Published: April 1, 2025

Welcome to the latest in our special series of Resoundingly Human podcasts highlighting the finalist teams for the 2025 Franz Edelman Award, the Nobel Prize of Analytics, which will be awarded at the upcoming 2025 INFORMS Analytics+ Conference in Indianapolis this April.
These finalist projects represent teams from around the world who have leveraged advanced analytics to transform their organizations, address their most significant challenges, and better serve their customers and communities. Today I’m joined by members of the team representing USA Cycling to discuss their finalist project in the lead-up to the Franz Edelman competition.
When you try to apply traditional analytics and operations research into the human area, into human physiology, there’s a lot of places where you find that humans aren’t machines, they’re not widgets, they’re not mechanical pieces of equipment that just fit nicely in a box that you can just model perfectly. A lot of times when you’re looking at modeling a human, it’s quite a bit different, so when you’re building out these models, or building out these data analytics, that’s one thing you have to take into consideration, how different every person is compared to the next person.

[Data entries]
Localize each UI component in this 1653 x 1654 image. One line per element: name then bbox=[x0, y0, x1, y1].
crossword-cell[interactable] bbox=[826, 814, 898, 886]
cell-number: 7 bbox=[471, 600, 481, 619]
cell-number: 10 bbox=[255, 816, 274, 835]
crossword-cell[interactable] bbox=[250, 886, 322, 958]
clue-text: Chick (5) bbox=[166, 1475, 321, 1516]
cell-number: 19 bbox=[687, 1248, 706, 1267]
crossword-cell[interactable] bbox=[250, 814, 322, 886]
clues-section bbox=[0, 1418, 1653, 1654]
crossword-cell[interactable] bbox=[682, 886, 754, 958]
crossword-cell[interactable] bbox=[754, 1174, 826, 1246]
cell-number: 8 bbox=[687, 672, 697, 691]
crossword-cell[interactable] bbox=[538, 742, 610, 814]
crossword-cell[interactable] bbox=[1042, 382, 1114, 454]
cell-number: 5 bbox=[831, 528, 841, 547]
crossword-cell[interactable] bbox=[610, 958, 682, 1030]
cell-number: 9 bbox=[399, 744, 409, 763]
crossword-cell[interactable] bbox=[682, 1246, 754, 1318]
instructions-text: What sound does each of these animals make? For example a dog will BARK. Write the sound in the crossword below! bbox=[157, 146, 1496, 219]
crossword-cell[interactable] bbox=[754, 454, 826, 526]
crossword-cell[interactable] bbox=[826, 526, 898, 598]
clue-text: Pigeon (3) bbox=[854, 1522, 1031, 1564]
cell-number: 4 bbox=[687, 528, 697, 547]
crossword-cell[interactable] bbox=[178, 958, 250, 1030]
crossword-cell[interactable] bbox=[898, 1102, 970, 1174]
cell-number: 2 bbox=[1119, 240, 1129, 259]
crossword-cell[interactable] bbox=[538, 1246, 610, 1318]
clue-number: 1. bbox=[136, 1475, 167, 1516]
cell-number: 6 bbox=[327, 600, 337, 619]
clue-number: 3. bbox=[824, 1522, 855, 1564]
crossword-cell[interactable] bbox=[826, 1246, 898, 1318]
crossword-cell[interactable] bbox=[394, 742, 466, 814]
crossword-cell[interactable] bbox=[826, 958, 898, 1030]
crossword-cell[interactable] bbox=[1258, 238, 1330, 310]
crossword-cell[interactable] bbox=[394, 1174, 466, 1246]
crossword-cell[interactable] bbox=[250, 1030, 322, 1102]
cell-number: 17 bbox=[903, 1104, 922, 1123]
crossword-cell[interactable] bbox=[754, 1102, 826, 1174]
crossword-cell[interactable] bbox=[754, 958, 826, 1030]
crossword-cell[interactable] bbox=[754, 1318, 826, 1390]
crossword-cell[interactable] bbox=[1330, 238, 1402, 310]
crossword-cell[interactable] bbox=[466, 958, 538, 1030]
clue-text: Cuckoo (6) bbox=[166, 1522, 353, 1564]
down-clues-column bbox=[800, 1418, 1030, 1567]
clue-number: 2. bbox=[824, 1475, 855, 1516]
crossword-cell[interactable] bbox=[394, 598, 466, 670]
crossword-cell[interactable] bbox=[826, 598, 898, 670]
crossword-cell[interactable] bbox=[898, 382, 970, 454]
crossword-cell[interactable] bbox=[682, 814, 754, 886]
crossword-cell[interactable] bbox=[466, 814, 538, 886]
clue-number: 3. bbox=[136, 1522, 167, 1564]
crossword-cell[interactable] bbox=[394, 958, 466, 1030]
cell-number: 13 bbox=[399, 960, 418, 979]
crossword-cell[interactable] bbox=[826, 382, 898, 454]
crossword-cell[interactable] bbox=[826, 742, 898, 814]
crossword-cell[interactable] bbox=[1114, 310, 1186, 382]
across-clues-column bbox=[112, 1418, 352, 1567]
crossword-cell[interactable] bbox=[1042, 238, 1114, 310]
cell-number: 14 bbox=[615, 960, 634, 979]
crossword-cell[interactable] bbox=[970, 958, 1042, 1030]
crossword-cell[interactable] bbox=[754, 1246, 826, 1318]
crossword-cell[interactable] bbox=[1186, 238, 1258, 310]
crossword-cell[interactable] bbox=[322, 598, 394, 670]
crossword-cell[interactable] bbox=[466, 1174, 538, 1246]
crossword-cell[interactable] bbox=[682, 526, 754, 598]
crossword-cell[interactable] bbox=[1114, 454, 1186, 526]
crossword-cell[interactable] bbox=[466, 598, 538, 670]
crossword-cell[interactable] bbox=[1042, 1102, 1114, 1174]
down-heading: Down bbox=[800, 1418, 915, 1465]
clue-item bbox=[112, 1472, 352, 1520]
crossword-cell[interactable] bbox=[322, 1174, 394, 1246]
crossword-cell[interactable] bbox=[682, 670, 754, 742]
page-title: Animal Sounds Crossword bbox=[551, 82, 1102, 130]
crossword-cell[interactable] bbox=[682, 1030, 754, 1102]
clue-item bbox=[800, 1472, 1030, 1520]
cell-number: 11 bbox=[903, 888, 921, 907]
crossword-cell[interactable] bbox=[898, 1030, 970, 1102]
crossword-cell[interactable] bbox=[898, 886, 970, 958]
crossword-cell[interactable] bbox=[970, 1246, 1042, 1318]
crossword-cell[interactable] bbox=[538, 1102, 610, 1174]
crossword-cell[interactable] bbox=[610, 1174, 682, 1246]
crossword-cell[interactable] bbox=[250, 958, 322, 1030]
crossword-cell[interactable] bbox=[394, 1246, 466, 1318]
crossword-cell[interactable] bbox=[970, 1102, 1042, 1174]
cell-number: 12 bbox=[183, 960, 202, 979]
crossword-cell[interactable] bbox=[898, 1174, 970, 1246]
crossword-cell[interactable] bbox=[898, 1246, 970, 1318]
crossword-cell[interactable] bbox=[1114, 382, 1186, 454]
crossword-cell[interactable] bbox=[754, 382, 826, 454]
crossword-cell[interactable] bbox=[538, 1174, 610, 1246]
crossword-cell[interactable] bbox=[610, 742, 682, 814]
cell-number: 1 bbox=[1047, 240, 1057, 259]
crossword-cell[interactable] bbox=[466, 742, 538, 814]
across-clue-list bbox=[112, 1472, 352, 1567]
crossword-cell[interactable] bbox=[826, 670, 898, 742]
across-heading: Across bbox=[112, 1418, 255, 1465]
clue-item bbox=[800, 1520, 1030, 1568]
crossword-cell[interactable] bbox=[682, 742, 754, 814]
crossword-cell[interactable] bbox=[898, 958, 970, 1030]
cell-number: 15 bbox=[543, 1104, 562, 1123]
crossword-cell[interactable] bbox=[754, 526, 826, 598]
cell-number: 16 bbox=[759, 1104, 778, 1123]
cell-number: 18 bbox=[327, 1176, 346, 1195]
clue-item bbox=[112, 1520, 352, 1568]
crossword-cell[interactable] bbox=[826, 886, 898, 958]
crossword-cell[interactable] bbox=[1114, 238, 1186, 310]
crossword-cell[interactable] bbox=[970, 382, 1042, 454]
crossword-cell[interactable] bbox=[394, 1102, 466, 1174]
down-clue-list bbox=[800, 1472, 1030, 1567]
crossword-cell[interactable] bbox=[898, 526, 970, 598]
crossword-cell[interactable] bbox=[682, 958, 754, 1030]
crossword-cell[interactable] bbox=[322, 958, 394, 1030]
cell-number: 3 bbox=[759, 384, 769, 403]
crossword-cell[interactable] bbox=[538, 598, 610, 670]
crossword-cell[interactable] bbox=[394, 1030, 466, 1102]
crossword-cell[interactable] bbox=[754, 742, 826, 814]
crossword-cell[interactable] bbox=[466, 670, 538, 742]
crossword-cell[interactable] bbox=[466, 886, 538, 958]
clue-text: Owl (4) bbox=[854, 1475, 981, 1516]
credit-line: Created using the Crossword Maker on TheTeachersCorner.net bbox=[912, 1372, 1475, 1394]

**Task 1**
According to the podcast page, what three things did the finalist teams use advanced analytics to do?
**Task 2**
Where does the podcast page say the 2025 Franz Edelman Award will be presented?

**Reply 1**
- Transform their organizations
- Address their most significant challenges
- Better serve their customers and communities

**Reply 2**
At the 2025 INFORMS Analytics+ Conference in Indianapolis.